● **Request**
Among the entries below, find the line with "Convert this chart to structured JSON data.", then quote it and each following line up to and including the line with "What data populates", and nothing else.

● **Chart and figure data**
──────

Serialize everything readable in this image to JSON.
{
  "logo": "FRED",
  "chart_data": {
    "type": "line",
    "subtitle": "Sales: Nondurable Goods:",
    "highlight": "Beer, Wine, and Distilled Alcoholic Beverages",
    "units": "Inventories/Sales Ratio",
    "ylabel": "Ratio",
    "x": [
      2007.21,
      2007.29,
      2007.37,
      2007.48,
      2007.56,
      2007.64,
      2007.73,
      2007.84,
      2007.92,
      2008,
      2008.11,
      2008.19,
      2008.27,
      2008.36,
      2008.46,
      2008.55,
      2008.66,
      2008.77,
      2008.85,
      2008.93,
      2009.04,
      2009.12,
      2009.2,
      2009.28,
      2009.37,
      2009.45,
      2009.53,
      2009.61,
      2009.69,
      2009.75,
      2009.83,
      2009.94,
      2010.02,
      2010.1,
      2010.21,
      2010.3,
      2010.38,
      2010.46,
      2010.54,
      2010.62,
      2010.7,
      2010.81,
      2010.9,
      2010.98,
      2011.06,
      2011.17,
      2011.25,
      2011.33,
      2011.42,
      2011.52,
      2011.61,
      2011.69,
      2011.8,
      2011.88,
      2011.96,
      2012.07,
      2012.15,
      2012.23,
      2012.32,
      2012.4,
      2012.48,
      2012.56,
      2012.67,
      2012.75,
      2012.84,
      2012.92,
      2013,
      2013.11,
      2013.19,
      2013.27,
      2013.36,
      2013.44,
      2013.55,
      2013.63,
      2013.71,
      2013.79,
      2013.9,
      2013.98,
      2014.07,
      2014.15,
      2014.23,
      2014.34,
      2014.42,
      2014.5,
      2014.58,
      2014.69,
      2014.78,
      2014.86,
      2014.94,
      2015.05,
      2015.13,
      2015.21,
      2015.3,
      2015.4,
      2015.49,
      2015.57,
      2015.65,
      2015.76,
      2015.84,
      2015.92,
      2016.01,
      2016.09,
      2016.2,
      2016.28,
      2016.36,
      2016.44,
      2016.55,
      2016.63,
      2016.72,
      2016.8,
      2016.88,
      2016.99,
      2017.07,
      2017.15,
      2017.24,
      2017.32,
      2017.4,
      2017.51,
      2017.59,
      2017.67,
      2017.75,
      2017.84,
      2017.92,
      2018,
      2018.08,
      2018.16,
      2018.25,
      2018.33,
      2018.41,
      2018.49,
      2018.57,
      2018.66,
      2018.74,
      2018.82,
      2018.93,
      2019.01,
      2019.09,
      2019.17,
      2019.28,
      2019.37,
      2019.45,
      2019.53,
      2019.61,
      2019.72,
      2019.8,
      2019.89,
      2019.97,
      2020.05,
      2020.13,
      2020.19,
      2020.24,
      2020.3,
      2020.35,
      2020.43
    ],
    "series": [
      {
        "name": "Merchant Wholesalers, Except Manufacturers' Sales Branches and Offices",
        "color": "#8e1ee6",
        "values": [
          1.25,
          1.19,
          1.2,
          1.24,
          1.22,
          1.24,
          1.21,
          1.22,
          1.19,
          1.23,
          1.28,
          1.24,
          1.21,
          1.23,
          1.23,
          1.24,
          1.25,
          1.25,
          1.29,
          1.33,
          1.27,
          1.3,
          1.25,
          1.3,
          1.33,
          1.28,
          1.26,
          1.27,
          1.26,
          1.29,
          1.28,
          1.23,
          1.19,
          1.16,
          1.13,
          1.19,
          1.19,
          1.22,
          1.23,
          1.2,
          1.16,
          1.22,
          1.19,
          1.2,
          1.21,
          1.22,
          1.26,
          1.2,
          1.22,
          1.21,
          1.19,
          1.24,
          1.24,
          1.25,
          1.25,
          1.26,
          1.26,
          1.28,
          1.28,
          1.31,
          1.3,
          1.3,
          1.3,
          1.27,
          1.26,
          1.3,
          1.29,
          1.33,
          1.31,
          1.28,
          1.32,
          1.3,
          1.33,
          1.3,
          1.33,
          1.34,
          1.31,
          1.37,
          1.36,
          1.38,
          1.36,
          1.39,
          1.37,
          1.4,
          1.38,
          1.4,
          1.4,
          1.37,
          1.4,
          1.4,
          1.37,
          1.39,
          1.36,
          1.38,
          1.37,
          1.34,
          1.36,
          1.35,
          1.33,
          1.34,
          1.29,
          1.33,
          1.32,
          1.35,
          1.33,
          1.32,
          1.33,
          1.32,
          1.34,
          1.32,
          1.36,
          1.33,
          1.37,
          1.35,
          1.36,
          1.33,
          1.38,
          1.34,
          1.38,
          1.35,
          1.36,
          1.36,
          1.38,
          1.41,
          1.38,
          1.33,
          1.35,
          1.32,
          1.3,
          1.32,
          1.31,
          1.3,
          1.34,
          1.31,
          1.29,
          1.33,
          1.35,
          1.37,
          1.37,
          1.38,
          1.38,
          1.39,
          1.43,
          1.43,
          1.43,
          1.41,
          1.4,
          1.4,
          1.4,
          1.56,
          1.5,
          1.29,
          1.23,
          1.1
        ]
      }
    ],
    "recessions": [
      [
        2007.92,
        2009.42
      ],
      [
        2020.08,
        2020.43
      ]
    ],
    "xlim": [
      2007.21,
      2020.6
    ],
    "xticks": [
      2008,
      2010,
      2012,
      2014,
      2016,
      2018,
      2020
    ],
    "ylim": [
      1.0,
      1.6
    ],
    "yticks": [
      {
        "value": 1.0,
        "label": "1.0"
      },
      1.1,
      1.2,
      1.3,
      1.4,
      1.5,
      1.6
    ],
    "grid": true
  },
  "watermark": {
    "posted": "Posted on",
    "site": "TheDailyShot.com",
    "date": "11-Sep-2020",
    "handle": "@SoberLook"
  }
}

──────

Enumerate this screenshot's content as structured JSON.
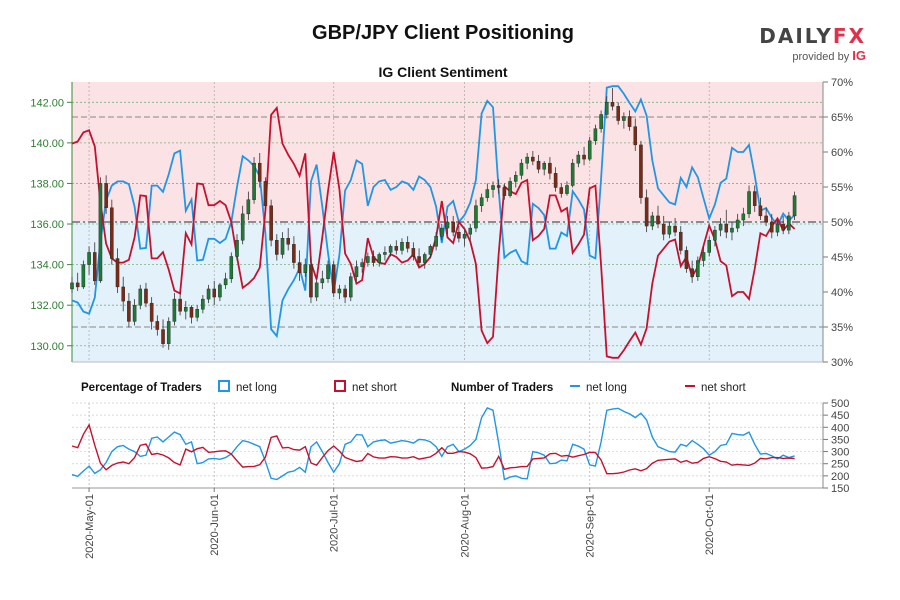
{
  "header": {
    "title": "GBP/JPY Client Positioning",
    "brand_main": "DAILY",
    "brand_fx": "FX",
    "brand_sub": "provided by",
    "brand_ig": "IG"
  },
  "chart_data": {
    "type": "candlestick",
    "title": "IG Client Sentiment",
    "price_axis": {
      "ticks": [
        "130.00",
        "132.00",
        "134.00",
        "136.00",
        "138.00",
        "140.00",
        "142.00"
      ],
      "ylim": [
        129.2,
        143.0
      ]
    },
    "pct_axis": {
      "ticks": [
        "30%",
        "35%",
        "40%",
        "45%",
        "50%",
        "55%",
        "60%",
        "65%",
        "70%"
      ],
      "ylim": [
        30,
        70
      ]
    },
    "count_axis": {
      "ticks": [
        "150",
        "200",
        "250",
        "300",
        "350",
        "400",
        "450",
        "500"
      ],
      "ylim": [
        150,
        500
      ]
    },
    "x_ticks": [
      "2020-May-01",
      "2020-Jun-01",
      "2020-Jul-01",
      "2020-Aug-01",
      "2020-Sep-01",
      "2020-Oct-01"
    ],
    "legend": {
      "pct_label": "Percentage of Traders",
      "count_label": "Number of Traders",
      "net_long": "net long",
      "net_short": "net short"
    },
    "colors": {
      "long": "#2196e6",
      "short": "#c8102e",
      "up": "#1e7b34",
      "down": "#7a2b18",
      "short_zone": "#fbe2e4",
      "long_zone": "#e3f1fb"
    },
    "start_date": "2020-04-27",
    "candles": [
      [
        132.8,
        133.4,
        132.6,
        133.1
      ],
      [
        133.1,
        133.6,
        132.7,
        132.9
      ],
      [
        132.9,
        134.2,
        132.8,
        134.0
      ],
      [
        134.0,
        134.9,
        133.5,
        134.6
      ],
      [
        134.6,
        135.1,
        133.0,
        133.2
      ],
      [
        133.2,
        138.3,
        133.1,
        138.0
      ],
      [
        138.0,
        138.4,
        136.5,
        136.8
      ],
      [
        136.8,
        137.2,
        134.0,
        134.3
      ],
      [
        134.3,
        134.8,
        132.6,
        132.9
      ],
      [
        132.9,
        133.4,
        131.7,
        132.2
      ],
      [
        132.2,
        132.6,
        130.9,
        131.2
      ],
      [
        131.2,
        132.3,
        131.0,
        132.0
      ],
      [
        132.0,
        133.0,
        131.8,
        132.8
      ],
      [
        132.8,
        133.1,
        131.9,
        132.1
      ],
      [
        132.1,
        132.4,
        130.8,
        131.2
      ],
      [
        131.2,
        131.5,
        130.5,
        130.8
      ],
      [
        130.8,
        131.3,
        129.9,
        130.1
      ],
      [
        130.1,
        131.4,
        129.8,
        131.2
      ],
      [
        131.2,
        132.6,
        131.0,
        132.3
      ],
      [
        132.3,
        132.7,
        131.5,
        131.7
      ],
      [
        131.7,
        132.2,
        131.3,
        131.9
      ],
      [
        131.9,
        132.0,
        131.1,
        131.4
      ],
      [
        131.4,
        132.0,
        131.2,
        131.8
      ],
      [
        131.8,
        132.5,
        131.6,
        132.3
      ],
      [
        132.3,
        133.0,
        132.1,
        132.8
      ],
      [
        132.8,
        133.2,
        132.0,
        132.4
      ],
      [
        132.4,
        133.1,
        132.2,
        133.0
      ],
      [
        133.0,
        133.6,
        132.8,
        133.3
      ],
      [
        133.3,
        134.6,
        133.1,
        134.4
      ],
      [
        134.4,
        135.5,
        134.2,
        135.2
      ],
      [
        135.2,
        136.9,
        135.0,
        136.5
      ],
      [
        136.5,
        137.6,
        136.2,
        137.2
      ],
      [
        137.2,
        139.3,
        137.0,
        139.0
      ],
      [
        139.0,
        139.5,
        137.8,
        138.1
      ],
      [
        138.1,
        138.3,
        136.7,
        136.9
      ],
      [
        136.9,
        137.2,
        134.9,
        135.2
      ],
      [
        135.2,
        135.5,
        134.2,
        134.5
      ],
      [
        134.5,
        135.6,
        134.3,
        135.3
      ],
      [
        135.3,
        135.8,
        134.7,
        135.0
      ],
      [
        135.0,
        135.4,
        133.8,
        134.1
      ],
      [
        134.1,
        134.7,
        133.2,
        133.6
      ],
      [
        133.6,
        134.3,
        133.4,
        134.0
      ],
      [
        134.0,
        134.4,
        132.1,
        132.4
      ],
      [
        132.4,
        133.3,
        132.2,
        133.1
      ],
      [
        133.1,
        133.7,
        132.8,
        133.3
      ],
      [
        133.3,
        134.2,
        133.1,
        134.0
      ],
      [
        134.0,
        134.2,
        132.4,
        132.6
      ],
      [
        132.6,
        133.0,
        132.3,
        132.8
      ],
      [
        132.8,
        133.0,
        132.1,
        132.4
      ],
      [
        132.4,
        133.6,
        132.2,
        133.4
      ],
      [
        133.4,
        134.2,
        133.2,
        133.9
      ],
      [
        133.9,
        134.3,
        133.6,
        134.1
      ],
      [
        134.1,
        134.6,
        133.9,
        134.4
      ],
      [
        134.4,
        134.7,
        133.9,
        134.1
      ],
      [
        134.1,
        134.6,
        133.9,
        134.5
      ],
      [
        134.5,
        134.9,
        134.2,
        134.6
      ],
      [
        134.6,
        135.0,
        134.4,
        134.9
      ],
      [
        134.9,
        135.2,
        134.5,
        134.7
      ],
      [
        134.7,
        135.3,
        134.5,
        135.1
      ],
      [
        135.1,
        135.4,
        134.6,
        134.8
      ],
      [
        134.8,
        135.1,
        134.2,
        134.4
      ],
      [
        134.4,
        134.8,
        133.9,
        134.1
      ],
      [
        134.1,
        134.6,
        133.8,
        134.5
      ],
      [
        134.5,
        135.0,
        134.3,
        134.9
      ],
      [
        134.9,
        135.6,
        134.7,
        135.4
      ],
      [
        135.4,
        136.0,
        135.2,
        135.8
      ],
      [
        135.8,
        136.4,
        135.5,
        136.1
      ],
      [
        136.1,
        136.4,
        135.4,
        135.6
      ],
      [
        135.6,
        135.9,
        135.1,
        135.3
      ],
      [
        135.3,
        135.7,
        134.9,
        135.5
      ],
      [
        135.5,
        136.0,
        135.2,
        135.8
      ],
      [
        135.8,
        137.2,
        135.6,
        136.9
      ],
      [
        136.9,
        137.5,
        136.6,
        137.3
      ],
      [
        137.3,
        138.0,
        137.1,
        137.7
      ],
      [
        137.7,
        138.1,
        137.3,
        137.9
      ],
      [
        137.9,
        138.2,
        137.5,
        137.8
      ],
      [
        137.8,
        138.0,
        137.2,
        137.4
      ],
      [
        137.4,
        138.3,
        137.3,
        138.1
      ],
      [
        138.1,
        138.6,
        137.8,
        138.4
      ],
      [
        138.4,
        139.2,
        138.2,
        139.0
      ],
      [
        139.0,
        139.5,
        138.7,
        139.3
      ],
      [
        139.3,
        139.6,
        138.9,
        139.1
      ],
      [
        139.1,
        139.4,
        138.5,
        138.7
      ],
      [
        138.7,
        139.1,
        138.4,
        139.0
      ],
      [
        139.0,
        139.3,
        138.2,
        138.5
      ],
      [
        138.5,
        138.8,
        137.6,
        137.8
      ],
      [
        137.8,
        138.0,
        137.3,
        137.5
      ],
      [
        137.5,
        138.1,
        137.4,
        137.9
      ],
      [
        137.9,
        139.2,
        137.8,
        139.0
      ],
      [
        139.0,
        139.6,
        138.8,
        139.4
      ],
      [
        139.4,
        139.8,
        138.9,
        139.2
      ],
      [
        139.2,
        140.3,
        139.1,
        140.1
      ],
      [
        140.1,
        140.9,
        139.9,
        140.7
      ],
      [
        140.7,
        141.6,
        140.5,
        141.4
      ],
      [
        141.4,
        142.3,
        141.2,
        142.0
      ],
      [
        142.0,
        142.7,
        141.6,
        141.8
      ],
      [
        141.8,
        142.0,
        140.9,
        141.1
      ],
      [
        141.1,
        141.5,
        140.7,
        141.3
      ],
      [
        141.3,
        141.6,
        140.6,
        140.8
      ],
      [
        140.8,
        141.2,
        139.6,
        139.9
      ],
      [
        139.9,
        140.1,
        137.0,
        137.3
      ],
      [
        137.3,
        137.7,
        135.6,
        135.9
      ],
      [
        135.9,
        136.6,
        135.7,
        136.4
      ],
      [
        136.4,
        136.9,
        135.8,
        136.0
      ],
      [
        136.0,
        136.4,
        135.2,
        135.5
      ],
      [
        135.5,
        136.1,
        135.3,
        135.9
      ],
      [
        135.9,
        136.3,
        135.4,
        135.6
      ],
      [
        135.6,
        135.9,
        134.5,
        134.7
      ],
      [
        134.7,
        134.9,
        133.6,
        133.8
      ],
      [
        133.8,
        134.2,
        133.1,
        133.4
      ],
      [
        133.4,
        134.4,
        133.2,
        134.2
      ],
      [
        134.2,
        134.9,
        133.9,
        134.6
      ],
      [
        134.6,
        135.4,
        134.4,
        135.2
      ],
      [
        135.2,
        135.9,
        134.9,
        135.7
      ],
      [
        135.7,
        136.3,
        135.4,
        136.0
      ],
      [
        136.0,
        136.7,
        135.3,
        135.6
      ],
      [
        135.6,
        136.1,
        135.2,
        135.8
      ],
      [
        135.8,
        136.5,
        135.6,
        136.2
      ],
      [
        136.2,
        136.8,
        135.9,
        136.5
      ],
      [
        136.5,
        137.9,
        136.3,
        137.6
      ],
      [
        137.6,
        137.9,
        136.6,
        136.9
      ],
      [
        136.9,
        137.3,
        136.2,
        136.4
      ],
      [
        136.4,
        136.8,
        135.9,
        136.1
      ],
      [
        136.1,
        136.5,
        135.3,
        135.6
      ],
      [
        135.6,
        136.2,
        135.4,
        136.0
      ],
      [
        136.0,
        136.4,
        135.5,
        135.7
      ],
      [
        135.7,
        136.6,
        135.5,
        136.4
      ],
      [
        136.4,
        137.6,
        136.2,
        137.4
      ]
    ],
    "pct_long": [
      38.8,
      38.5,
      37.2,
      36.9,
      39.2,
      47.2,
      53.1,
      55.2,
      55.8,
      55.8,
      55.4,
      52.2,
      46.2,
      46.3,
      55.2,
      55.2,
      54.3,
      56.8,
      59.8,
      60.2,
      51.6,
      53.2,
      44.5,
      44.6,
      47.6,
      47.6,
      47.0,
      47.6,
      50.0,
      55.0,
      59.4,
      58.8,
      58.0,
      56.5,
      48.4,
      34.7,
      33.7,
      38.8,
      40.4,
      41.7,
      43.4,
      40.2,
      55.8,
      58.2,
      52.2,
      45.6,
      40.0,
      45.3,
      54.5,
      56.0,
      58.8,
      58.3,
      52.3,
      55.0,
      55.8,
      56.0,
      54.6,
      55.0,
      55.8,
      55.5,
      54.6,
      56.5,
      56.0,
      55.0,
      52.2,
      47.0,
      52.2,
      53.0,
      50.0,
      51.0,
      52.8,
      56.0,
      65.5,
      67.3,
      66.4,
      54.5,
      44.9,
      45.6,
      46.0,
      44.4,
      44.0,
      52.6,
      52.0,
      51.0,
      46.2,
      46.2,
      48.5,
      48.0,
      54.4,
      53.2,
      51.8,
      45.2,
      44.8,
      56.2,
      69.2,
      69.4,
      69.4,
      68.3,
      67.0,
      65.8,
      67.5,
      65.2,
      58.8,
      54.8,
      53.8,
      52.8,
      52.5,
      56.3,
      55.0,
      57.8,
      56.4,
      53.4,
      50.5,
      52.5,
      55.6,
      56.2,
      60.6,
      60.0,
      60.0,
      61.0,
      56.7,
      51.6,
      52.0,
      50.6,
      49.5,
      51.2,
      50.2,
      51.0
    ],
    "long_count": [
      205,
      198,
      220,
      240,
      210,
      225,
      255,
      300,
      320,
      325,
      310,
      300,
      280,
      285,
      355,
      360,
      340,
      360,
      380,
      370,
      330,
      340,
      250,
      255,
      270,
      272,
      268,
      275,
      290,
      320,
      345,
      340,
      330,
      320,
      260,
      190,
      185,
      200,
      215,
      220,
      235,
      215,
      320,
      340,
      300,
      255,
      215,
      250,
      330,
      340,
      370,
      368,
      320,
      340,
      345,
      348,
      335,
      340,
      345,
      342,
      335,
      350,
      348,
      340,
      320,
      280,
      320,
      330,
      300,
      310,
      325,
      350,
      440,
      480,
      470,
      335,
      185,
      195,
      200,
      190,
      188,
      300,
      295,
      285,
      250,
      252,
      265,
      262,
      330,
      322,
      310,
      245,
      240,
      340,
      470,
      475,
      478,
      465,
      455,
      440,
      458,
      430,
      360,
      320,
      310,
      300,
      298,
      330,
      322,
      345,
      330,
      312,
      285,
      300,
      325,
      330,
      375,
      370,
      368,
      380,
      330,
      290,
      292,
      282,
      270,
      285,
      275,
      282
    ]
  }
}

──────

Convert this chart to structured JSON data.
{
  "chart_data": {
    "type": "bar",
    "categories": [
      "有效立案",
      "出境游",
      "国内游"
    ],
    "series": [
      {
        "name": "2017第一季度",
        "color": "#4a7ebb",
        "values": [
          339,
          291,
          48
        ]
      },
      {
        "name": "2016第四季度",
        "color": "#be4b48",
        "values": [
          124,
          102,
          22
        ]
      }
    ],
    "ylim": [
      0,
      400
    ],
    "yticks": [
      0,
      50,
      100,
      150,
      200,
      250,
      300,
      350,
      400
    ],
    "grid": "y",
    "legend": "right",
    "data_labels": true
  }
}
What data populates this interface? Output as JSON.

──────

● **Written response**
Convert this chart to structured JSON data.
{
  "chart_data": {
    "type": "bar",
    "categories": [
      "有效立案",
      "出境游",
      "国内游"
    ],
    "series": [
      {
        "name": "2017第一季度",
        "color": "#4a7ebb",
        "values": [
          339,
          291,
          48
        ]
      },
      {
        "name": "2016第四季度",
        "color": "#be4b48",
        "values": [
          124,
          102,
          22
        ]
      }
    ],
    "ylim": [
      0,
      400
    ],
    "yticks": [
      0,
      50,
      100,
      150,
      200,
      250,
      300,
      350,
      400
    ],
    "grid": "y",
    "legend": "right",
    "data_labels": true
  }
}
What data populates this interface? Output as JSON.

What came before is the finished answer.